-- Start --
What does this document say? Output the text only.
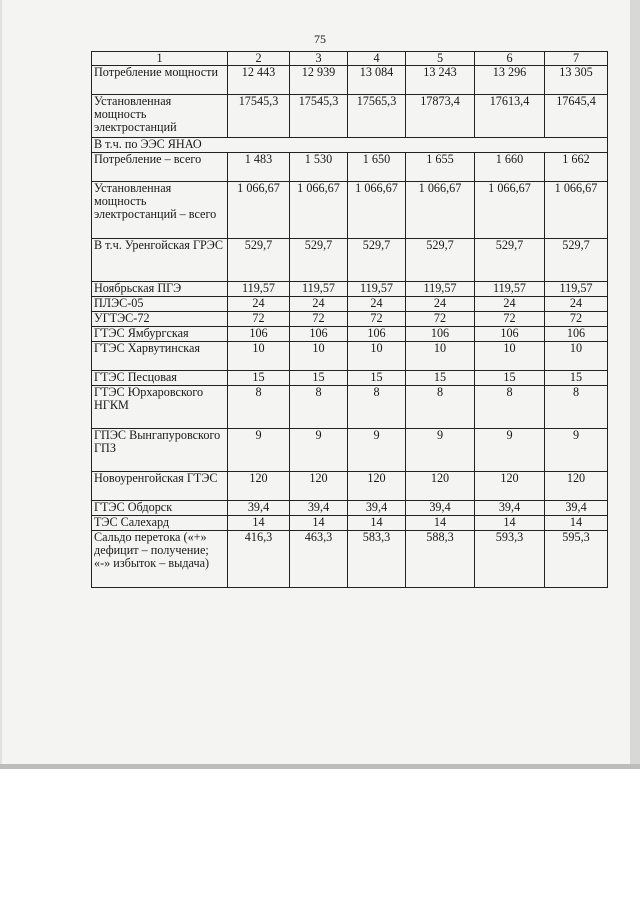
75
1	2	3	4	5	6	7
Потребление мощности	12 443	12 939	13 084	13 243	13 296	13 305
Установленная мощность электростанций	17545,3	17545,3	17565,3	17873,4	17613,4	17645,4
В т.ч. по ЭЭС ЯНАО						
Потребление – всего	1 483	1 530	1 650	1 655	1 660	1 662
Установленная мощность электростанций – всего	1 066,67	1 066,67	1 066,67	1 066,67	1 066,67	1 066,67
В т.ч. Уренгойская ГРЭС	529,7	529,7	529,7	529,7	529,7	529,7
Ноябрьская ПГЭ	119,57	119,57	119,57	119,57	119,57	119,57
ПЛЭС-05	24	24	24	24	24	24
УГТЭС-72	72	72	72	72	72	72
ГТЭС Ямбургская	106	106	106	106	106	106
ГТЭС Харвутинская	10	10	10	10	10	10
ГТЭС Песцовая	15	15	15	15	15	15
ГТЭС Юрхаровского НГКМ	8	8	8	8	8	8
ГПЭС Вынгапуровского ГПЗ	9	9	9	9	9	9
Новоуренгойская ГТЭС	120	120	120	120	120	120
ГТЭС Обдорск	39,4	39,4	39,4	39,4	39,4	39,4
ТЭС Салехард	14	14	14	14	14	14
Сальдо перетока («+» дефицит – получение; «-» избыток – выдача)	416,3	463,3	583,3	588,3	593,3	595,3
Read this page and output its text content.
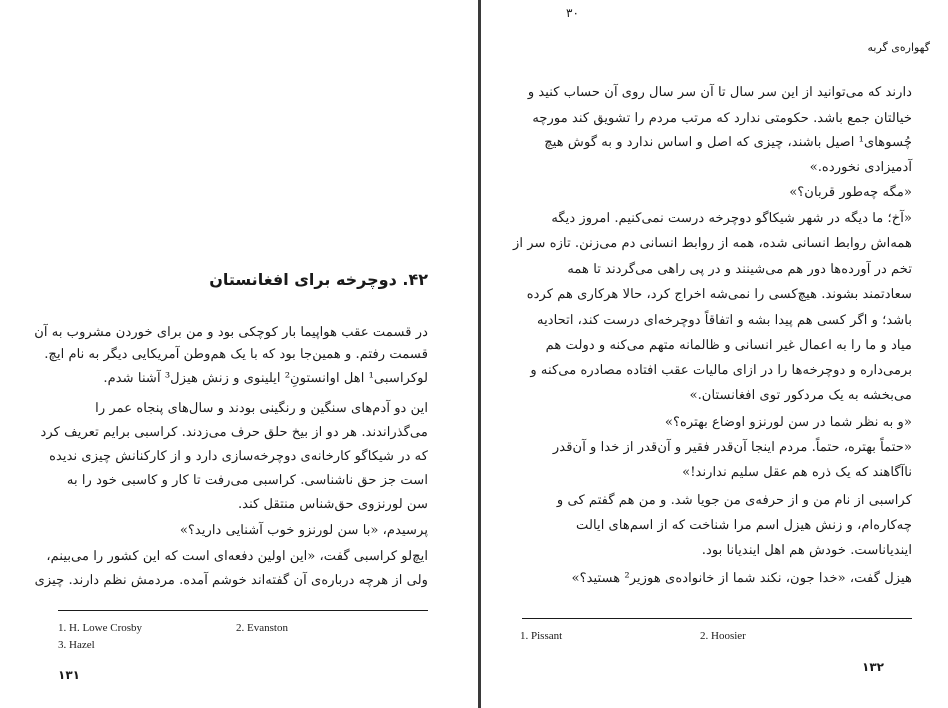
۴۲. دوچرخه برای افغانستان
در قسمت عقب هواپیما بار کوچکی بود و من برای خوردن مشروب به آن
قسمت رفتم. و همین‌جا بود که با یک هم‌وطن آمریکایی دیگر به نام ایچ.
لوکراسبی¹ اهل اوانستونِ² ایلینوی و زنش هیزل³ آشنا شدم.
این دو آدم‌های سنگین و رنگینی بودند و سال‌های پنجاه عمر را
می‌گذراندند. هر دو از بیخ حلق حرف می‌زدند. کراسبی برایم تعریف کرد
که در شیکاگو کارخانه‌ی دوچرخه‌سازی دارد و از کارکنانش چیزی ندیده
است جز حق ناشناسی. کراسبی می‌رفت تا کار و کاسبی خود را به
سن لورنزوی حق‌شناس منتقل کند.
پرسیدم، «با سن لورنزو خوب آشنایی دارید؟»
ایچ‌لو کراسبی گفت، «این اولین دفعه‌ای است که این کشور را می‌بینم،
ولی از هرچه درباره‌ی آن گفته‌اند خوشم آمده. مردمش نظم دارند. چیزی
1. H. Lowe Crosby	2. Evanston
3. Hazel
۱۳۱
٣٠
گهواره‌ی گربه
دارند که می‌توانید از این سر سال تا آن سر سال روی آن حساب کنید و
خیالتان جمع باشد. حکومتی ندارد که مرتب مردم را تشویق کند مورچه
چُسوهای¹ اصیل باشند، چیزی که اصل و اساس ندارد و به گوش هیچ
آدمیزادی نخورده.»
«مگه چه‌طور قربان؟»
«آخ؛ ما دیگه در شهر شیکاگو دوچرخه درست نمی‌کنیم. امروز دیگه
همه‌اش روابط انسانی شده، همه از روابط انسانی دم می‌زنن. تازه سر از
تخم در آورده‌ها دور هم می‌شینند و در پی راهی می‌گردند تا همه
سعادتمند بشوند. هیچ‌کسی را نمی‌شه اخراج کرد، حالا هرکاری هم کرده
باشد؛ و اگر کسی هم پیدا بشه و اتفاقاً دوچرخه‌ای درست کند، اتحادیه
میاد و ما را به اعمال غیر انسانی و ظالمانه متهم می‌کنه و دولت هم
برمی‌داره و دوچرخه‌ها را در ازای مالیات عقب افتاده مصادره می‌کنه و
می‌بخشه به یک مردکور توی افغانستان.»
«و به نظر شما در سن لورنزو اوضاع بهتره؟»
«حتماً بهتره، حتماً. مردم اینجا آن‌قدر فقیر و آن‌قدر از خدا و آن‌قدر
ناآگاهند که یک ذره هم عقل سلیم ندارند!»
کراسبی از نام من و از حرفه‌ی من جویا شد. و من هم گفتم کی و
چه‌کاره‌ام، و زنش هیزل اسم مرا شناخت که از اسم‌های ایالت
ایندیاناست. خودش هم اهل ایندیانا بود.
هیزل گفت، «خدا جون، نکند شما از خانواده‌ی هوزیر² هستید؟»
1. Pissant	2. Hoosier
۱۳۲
-- End --
§ Required work
Exactly reproduce each record, leaving out any pictures.

§ Task solution
What does this document say? Output the text only.
75
1	2	3	4	5	6	7
Потребление мощности	12 443	12 939	13 084	13 243	13 296	13 305
Установленная мощность электростанций	17545,3	17545,3	17565,3	17873,4	17613,4	17645,4
В т.ч. по ЭЭС ЯНАО						
Потребление – всего	1 483	1 530	1 650	1 655	1 660	1 662
Установленная мощность электростанций – всего	1 066,67	1 066,67	1 066,67	1 066,67	1 066,67	1 066,67
В т.ч. Уренгойская ГРЭС	529,7	529,7	529,7	529,7	529,7	529,7
Ноябрьская ПГЭ	119,57	119,57	119,57	119,57	119,57	119,57
ПЛЭС-05	24	24	24	24	24	24
УГТЭС-72	72	72	72	72	72	72
ГТЭС Ямбургская	106	106	106	106	106	106
ГТЭС Харвутинская	10	10	10	10	10	10
ГТЭС Песцовая	15	15	15	15	15	15
ГТЭС Юрхаровского НГКМ	8	8	8	8	8	8
ГПЭС Вынгапуровского ГПЗ	9	9	9	9	9	9
Новоуренгойская ГТЭС	120	120	120	120	120	120
ГТЭС Обдорск	39,4	39,4	39,4	39,4	39,4	39,4
ТЭС Салехард	14	14	14	14	14	14
Сальдо перетока («+» дефицит – получение; «-» избыток – выдача)	416,3	463,3	583,3	588,3	593,3	595,3
Read this page and output its text content.
۴۲. دوچرخه برای افغانستان
در قسمت عقب هواپیما بار کوچکی بود و من برای خوردن مشروب به آن
قسمت رفتم. و همین‌جا بود که با یک هم‌وطن آمریکایی دیگر به نام ایچ.
لوکراسبی¹ اهل اوانستونِ² ایلینوی و زنش هیزل³ آشنا شدم.
این دو آدم‌های سنگین و رنگینی بودند و سال‌های پنجاه عمر را
می‌گذراندند. هر دو از بیخ حلق حرف می‌زدند. کراسبی برایم تعریف کرد
که در شیکاگو کارخانه‌ی دوچرخه‌سازی دارد و از کارکنانش چیزی ندیده
است جز حق ناشناسی. کراسبی می‌رفت تا کار و کاسبی خود را به
سن لورنزوی حق‌شناس منتقل کند.
پرسیدم، «با سن لورنزو خوب آشنایی دارید؟»
ایچ‌لو کراسبی گفت، «این اولین دفعه‌ای است که این کشور را می‌بینم،
ولی از هرچه درباره‌ی آن گفته‌اند خوشم آمده. مردمش نظم دارند. چیزی
1. H. Lowe Crosby	2. Evanston
3. Hazel
۱۳۱
٣٠
گهواره‌ی گربه
دارند که می‌توانید از این سر سال تا آن سر سال روی آن حساب کنید و
خیالتان جمع باشد. حکومتی ندارد که مرتب مردم را تشویق کند مورچه
چُسوهای¹ اصیل باشند، چیزی که اصل و اساس ندارد و به گوش هیچ
آدمیزادی نخورده.»
«مگه چه‌طور قربان؟»
«آخ؛ ما دیگه در شهر شیکاگو دوچرخه درست نمی‌کنیم. امروز دیگه
همه‌اش روابط انسانی شده، همه از روابط انسانی دم می‌زنن. تازه سر از
تخم در آورده‌ها دور هم می‌شینند و در پی راهی می‌گردند تا همه
سعادتمند بشوند. هیچ‌کسی را نمی‌شه اخراج کرد، حالا هرکاری هم کرده
باشد؛ و اگر کسی هم پیدا بشه و اتفاقاً دوچرخه‌ای درست کند، اتحادیه
میاد و ما را به اعمال غیر انسانی و ظالمانه متهم می‌کنه و دولت هم
برمی‌داره و دوچرخه‌ها را در ازای مالیات عقب افتاده مصادره می‌کنه و
می‌بخشه به یک مردکور توی افغانستان.»
«و به نظر شما در سن لورنزو اوضاع بهتره؟»
«حتماً بهتره، حتماً. مردم اینجا آن‌قدر فقیر و آن‌قدر از خدا و آن‌قدر
ناآگاهند که یک ذره هم عقل سلیم ندارند!»
کراسبی از نام من و از حرفه‌ی من جویا شد. و من هم گفتم کی و
چه‌کاره‌ام، و زنش هیزل اسم مرا شناخت که از اسم‌های ایالت
ایندیاناست. خودش هم اهل ایندیانا بود.
هیزل گفت، «خدا جون، نکند شما از خانواده‌ی هوزیر² هستید؟»
1. Pissant	2. Hoosier
۱۳۲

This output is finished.